-- Exercise task --
Give the data again exactly as written, skipping any pictures.

## start Listed records

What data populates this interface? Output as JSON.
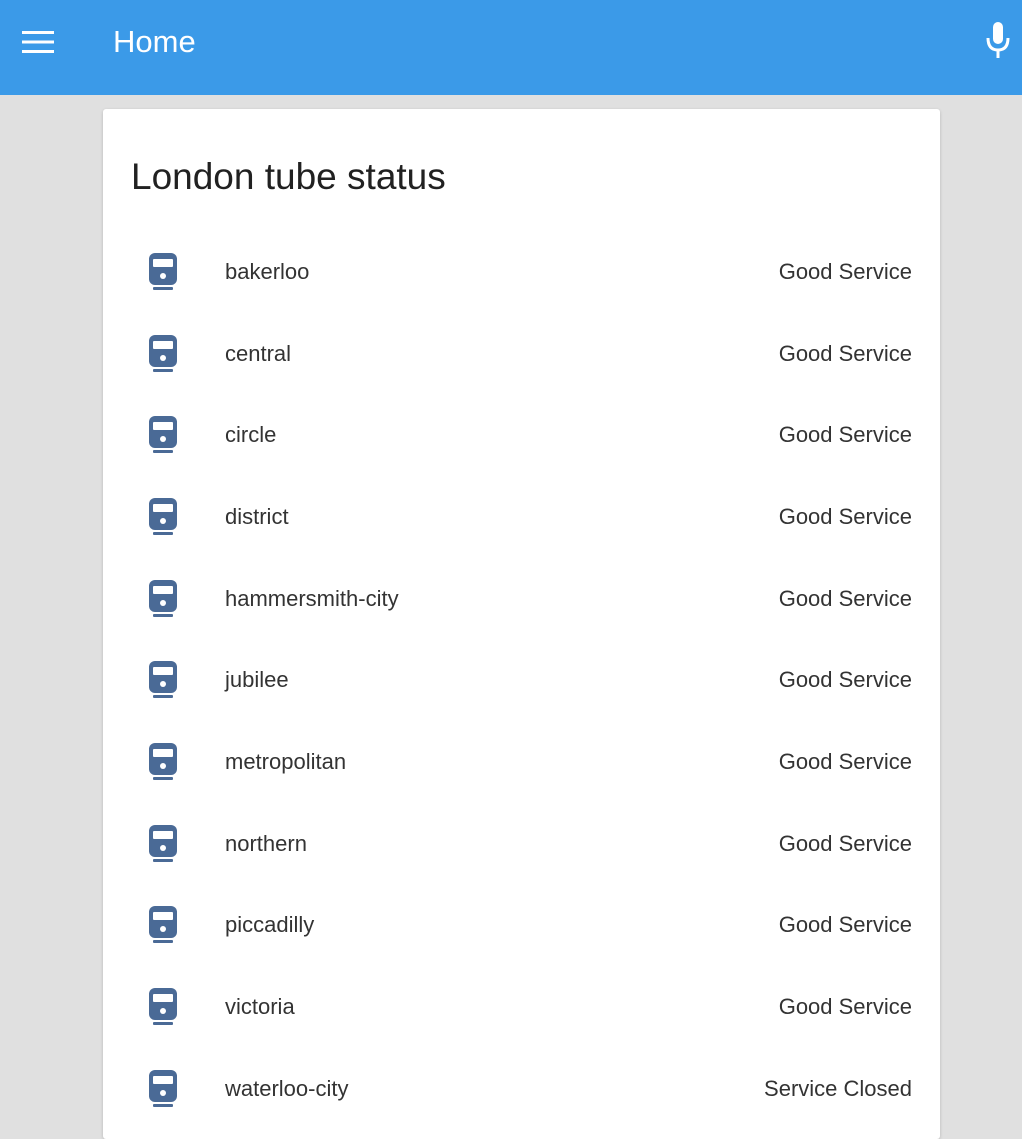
{
  "header": {
    "title": "Home",
    "menu_icon": "menu-icon",
    "mic_icon": "microphone-icon",
    "background_color": "#3b9ae8"
  },
  "card": {
    "title": "London tube status",
    "icon": "train-icon",
    "icon_color": "#4a6a96",
    "lines": [
      {
        "name": "bakerloo",
        "status": "Good Service"
      },
      {
        "name": "central",
        "status": "Good Service"
      },
      {
        "name": "circle",
        "status": "Good Service"
      },
      {
        "name": "district",
        "status": "Good Service"
      },
      {
        "name": "hammersmith-city",
        "status": "Good Service"
      },
      {
        "name": "jubilee",
        "status": "Good Service"
      },
      {
        "name": "metropolitan",
        "status": "Good Service"
      },
      {
        "name": "northern",
        "status": "Good Service"
      },
      {
        "name": "piccadilly",
        "status": "Good Service"
      },
      {
        "name": "victoria",
        "status": "Good Service"
      },
      {
        "name": "waterloo-city",
        "status": "Service Closed"
      }
    ]
  }
}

## end Listed records

-- Output of the task --
What data populates this interface? Output as JSON.
{
  "header": {
    "title": "Home",
    "menu_icon": "menu-icon",
    "mic_icon": "microphone-icon",
    "background_color": "#3b9ae8"
  },
  "card": {
    "title": "London tube status",
    "icon": "train-icon",
    "icon_color": "#4a6a96",
    "lines": [
      {
        "name": "bakerloo",
        "status": "Good Service"
      },
      {
        "name": "central",
        "status": "Good Service"
      },
      {
        "name": "circle",
        "status": "Good Service"
      },
      {
        "name": "district",
        "status": "Good Service"
      },
      {
        "name": "hammersmith-city",
        "status": "Good Service"
      },
      {
        "name": "jubilee",
        "status": "Good Service"
      },
      {
        "name": "metropolitan",
        "status": "Good Service"
      },
      {
        "name": "northern",
        "status": "Good Service"
      },
      {
        "name": "piccadilly",
        "status": "Good Service"
      },
      {
        "name": "victoria",
        "status": "Good Service"
      },
      {
        "name": "waterloo-city",
        "status": "Service Closed"
      }
    ]
  }
}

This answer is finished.